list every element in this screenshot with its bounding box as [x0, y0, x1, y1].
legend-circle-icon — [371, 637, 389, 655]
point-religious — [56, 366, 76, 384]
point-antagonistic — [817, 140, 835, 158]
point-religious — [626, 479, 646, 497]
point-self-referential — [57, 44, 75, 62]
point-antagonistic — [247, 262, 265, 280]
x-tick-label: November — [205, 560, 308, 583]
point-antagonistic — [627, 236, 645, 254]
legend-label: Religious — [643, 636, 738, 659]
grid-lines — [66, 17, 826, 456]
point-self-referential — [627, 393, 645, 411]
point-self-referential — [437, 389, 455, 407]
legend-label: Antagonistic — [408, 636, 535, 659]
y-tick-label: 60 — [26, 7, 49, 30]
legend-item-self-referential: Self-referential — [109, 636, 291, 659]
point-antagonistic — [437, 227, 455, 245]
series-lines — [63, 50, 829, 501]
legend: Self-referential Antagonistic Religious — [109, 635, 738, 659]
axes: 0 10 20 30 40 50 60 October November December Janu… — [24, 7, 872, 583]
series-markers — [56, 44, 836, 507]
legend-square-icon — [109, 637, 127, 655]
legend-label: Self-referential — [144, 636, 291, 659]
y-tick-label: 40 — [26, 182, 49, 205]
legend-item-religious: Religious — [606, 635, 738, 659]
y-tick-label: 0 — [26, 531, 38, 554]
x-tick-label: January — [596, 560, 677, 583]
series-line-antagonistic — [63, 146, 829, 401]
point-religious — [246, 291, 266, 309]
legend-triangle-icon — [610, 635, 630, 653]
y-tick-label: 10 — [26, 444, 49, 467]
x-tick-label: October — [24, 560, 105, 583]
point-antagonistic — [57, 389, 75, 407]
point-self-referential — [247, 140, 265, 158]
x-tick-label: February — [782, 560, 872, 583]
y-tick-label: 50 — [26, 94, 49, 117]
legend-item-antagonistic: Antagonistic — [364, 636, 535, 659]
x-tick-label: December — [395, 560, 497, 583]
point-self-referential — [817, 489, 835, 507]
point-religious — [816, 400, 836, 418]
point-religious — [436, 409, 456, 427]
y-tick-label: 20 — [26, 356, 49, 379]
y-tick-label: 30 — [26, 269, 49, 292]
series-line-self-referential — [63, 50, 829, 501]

_What the exercise asks_. Rewrite all of the entries above, changing each "y-tick-label" to "y-axis-label" and leaving everything else the same.

_Solution for this exercise_.
list every element in this screenshot with its bounding box as [x0, y0, x1, y1].
legend-circle-icon — [371, 637, 389, 655]
point-religious — [56, 366, 76, 384]
point-antagonistic — [817, 140, 835, 158]
point-religious — [626, 479, 646, 497]
point-self-referential — [57, 44, 75, 62]
point-antagonistic — [247, 262, 265, 280]
x-tick-label: November — [205, 560, 308, 583]
point-antagonistic — [627, 236, 645, 254]
legend-label: Religious — [643, 636, 738, 659]
grid-lines — [66, 17, 826, 456]
point-self-referential — [627, 393, 645, 411]
point-self-referential — [437, 389, 455, 407]
legend-label: Antagonistic — [408, 636, 535, 659]
y-axis-label: 60 — [26, 7, 49, 30]
legend-item-self-referential: Self-referential — [109, 636, 291, 659]
point-antagonistic — [437, 227, 455, 245]
series-lines — [63, 50, 829, 501]
legend: Self-referential Antagonistic Religious — [109, 635, 738, 659]
axes: 0 10 20 30 40 50 60 October November December Janu… — [24, 7, 872, 583]
series-markers — [56, 44, 836, 507]
legend-square-icon — [109, 637, 127, 655]
legend-label: Self-referential — [144, 636, 291, 659]
y-axis-label: 40 — [26, 182, 49, 205]
legend-item-religious: Religious — [606, 635, 738, 659]
y-axis-label: 0 — [26, 531, 38, 554]
x-tick-label: January — [596, 560, 677, 583]
series-line-antagonistic — [63, 146, 829, 401]
point-religious — [246, 291, 266, 309]
legend-triangle-icon — [610, 635, 630, 653]
y-axis-label: 10 — [26, 444, 49, 467]
x-tick-label: October — [24, 560, 105, 583]
point-antagonistic — [57, 389, 75, 407]
point-self-referential — [247, 140, 265, 158]
x-tick-label: February — [782, 560, 872, 583]
y-axis-label: 50 — [26, 94, 49, 117]
legend-item-antagonistic: Antagonistic — [364, 636, 535, 659]
x-tick-label: December — [395, 560, 497, 583]
point-self-referential — [817, 489, 835, 507]
point-religious — [816, 400, 836, 418]
point-religious — [436, 409, 456, 427]
y-axis-label: 20 — [26, 356, 49, 379]
y-axis-label: 30 — [26, 269, 49, 292]
series-line-self-referential — [63, 50, 829, 501]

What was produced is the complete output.